(Provided text):
And look, there are so many jokes, Andy, you can do around the fact that Putin himself is so fond of being photographed shirtless on horses that he may be the most homoerotic leader since Caligula.
But the truth is that Russia is a dangerous place to be gay.
There have been some horrifying videos coming out on the internet this week of gay people in Russia being hunted down, humiliated and beaten.
There was an awful documentary on channel 4 called Hunted this week and the IOC has responded to this by not finging responding at all.
And the truth is that the IOC or any major sporting body could seldom give a single shit about human rights when money is on the line.
Their moral compass is permanently pointing towards a dollar sign Andy.
Look at FIFA, They gave the 2022 World Cup to Qatar, where homosexuality is punishable by a jail term, and have only shown any inclination to change the location of the World Cup when people suggested that the players might be a bit too hot.
Not that gay people might be a bit too jailed, Andy. No, that's fine.
But the footballers might be too toasty.
I think maybe it's time for the IOC to change their
slogan to the IOC, overlooking human rights atrocities since at least 1936.
It's a long thing, Putin. He said you can feel free in all relationships, but leave children in peace.
He does seem to be mixing up homosexuals with paedophiles, which is.
I mean, it's
and again, a strange mistake to make.
You could imagine him saying, yes, by all means, eat meat, but don't hack my elderly mother to pieces and cook her up as a stew. It's not on you, animal.
By all means, spend your money in our city, but for f's sake, don't hold up a bank at gunpoint, steal millions of dollars from the safe, and escape in a stolen van while mowing down the coppers and passers-by in a hail of bullets.
It's simply not on.
In his latest attempt to present a friendlier image, Putin staged a photo-op with a leopard cup. A leopard cup this week.
He was
his own son, John.
He was surprisingly shirted in the photograph, presumably as an act of safety, so as not to drive any gay people wild with desire at the sight of his rippling Russian torso.
You brought it on yourself, Putin. Exactly.
You bought it on yourself.
He held the cub in his lap saying, I like animals. It seems I have a feeling for them.
We like each other. Now, the cub, however, didn't seem...
to like the assembled reporters because apparently it scratched one on the hand and bit another one on the knee as Putin tried to calm it down. And that is a classic power move from Putin Andy.
Oh, thank goodness I was here to stop you being torn apart by this wild animal. Of course, next time, if you have angered me, I may find it more difficult to protect you.
Food for thought, anyway.
Another story related to the homophobia of Mr. Putin came from the volunteers at Sochi.
Now, in London, they all wore kind of flammable purple shirts.
In Sochi, they're wearing rainbow-coloured uniforms.
And one of the volunteers asked Putin at a meeting last week if they might be breaching the ban on gay propaganda by wearing these rainbow-coloured uniforms.
Putin replied that he had not designed the uniform. That to me sounds like a yes, you are breaking that ban.
And it's the opening ceremony starting in a couple of hours as we record on Friday.

(Listed records):
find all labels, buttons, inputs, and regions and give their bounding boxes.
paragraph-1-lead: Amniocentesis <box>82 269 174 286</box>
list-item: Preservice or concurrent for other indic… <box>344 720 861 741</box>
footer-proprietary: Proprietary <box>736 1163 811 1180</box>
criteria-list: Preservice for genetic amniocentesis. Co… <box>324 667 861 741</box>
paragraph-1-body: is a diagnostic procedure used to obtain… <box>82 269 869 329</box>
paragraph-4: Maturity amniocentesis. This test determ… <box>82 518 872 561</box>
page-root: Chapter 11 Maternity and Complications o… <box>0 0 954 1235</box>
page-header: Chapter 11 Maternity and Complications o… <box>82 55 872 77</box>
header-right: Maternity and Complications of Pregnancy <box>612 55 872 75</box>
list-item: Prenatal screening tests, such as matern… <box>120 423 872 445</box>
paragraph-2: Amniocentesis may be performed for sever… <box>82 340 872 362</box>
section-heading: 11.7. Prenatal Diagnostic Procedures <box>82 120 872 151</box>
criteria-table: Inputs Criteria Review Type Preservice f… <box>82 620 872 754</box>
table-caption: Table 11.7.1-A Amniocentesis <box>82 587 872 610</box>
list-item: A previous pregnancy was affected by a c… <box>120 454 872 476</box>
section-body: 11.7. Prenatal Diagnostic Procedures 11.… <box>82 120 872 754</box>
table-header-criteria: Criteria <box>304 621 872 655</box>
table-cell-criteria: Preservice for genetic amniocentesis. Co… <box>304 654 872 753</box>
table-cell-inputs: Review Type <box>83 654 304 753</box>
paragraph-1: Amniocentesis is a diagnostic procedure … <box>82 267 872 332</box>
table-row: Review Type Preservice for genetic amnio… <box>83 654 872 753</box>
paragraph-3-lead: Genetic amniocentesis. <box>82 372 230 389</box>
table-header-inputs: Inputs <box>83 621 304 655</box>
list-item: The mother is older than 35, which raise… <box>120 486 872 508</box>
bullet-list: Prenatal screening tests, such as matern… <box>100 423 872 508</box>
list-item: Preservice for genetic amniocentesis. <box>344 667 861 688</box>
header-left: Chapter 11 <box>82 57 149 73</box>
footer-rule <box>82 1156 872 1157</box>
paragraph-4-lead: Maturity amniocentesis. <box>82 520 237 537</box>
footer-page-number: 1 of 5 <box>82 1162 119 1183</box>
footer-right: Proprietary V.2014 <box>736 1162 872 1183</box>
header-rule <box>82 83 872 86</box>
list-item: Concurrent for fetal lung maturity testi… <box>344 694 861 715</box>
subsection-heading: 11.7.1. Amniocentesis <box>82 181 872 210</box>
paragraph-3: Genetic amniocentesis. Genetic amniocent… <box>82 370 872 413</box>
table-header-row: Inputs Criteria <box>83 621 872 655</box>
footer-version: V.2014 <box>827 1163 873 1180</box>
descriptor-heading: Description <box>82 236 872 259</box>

(Try it): Extend the comedy transcript about Putin, gay rights in Russia and the Sochi Olympics, picking up after its final line about the opening ceremony.

(Answer to the problem):
And people will be on the lookout for any dancing that looks even slightly camp.
It's going to be very interesting to see John the opening ceremony.
It's going to express everything that Russia and the Sochi games are about, including a spectacular routine in which two tons of gold are melted down and poured directly into the pocket of a 50-foot animatronic oiligark.
And another scene reminiscent of the happy singing in the streets of Danny Bohr's London 2012 extravaganza, in which members of a 1950s poetry club are taken to a wood and never seen again before a dog is catapulted into space.
There are also rumours that some of the sports facilities aren't finished despite the $50 billion spend.
In fact, in ski jumping training earlier this week, the first guy down the ramp, the Greek Sri Lankan jumper Eliwele Kanakanamage Polipopopolopodidis, a super little jumper given his parents' nationalities, also winner in the 2010 games of the athlete who most sounds like someone falling down the stairs.
Anyway, Polypopopolopodidis, representing the Seychelles, ironically, flagger conveyance, he flew off the end of the hill only to find that there was no landing area and disappeared down a giant crevice directly into the Earth's core.
Also due to a double booking, the men's men's ice hockey semi-finals and the free programme of the women's ice skating are going to have to take place at the same time.
That will be absolutely unmissable television. There's also a level crossing halfway down the bobsled run where a busy train line crosses over.
That could be absolutely crucial.
Need to get a good start time. Whilst the start and end of the downhill ski run have been put at the wrong ends of the course, which might rather dull the spectacle of the blue-ribboned event.
Be fascinating to watch it all unfold.
In other Russian news, Russian activist and critic of Putin finds massive wooden penis and testicles on her car.
That is a strong headline, a John. Fully engorged tree trunk junk was chained to her vehicle.
It was vainly realistic, and by the looks of it, carved from a Jewish tree.
There is no news yet on who put the Titanic Timber Todger and Leviathan Lignius lumber lumps on her car, but this Xyla bone has certainly grabbed the world's attention.
Spectacular performance.
It was amazing. It just goes to show that, you know, in the run-up to Olympics, any country has to tone down its more violent repression techniques and go with more imaginative forms of oppression.
And Putin has hit the jackpot here. It was Russian activist Katya Romanovskaya, who's an outspoken critic of Putin.
She walked out one morning this week to go to our car only to see that it had a giant 200-pound wooden penis strapped to the roof. Message sent, Andy.
Quite a weird message sent, but sent anyway.
I guess it's like the mafia used to send a dead fish, or, you know, you'd wake up with a horse's head in your bed. In Russia, you wake up with a giant wooden penis on your car.
The message is basically the same as just the means of delivery, which varies. Yeah, there was some dispute over who exactly put it there.
People do seem to assume it was Putin supporters trying to get a message across.
And I guess that message would be, John, as you suggested, if you do not stop criticising our glorious Supreme Leader, we will chain a massive set of wooden genitals to your car.
We cannot be any clearer than that. But it could, not, it could have been something different.
It could have been a possibly a romantic, erotic gift from a lover who just mixed up inches with feet.
Yes, I'm bringing about the wooden penis. You've got my plaster cast.
Good. Well, I want it to be really realistic.
No, no, that is the right seat. I don't want to brag.
And it's not that big. It's just the five and a half feet.
Bit below average. I'm not ashamed.
No, no, no, I don't want it to scale. Just exactly as I ordered it.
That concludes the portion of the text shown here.